Write out all the entries word for word and omit any pictures.
◆ ◆ ◆ ◆
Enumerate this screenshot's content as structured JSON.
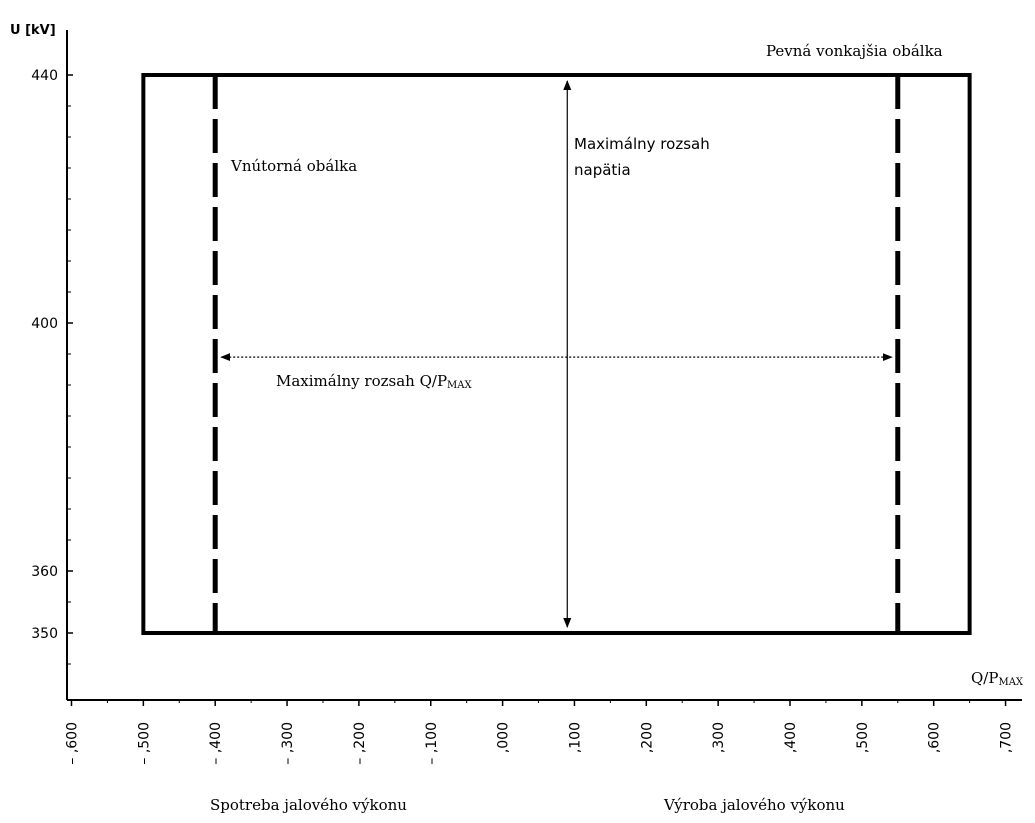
{
  "chart_data": {
    "type": "line",
    "title": "",
    "ylabel": "U [kV]",
    "xlabel_main": "Q/P",
    "xlabel_sub": "MAX",
    "x_tick_labels": [
      ",600",
      ",500",
      ",400",
      ",300",
      ",200",
      ",100",
      ",000",
      ",100",
      ",200",
      ",300",
      ",400",
      ",500",
      ",600",
      ",700"
    ],
    "x_tick_values": [
      -0.6,
      -0.5,
      -0.4,
      -0.3,
      -0.2,
      -0.1,
      0.0,
      0.1,
      0.2,
      0.3,
      0.4,
      0.5,
      0.6,
      0.7
    ],
    "x_tick_minus": true,
    "y_tick_labels": [
      "440",
      "400",
      "360",
      "350"
    ],
    "y_tick_values": [
      440,
      400,
      360,
      350
    ],
    "xlim": [
      -0.6,
      0.7
    ],
    "outer_envelope": {
      "x": [
        -0.5,
        0.65
      ],
      "y": [
        350,
        440
      ]
    },
    "inner_envelope": {
      "x": [
        -0.4,
        0.55
      ],
      "y": [
        350,
        440
      ]
    },
    "voltage_arrow_x": 0.09,
    "q_arrow_y": 394.5,
    "annotations": {
      "outer": "Pevná vonkajšia obálka",
      "inner": "Vnútorná obálka",
      "max_voltage_line1": "Maximálny rozsah",
      "max_voltage_line2": "napätia",
      "max_q_main": "Maximálny rozsah Q/P",
      "max_q_sub": "MAX",
      "consumption": "Spotreba jalového výkonu",
      "production": "Výroba jalového výkonu"
    }
  }
}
◆ ◆ ◆ ◆
## RESULT OF THE EXERCISE
Enumerate this screenshot's content as structured JSON.
{
  "chart_data": {
    "type": "line",
    "title": "",
    "ylabel": "U [kV]",
    "xlabel_main": "Q/P",
    "xlabel_sub": "MAX",
    "x_tick_labels": [
      ",600",
      ",500",
      ",400",
      ",300",
      ",200",
      ",100",
      ",000",
      ",100",
      ",200",
      ",300",
      ",400",
      ",500",
      ",600",
      ",700"
    ],
    "x_tick_values": [
      -0.6,
      -0.5,
      -0.4,
      -0.3,
      -0.2,
      -0.1,
      0.0,
      0.1,
      0.2,
      0.3,
      0.4,
      0.5,
      0.6,
      0.7
    ],
    "x_tick_minus": true,
    "y_tick_labels": [
      "440",
      "400",
      "360",
      "350"
    ],
    "y_tick_values": [
      440,
      400,
      360,
      350
    ],
    "xlim": [
      -0.6,
      0.7
    ],
    "outer_envelope": {
      "x": [
        -0.5,
        0.65
      ],
      "y": [
        350,
        440
      ]
    },
    "inner_envelope": {
      "x": [
        -0.4,
        0.55
      ],
      "y": [
        350,
        440
      ]
    },
    "voltage_arrow_x": 0.09,
    "q_arrow_y": 394.5,
    "annotations": {
      "outer": "Pevná vonkajšia obálka",
      "inner": "Vnútorná obálka",
      "max_voltage_line1": "Maximálny rozsah",
      "max_voltage_line2": "napätia",
      "max_q_main": "Maximálny rozsah Q/P",
      "max_q_sub": "MAX",
      "consumption": "Spotreba jalového výkonu",
      "production": "Výroba jalového výkonu"
    }
  }
}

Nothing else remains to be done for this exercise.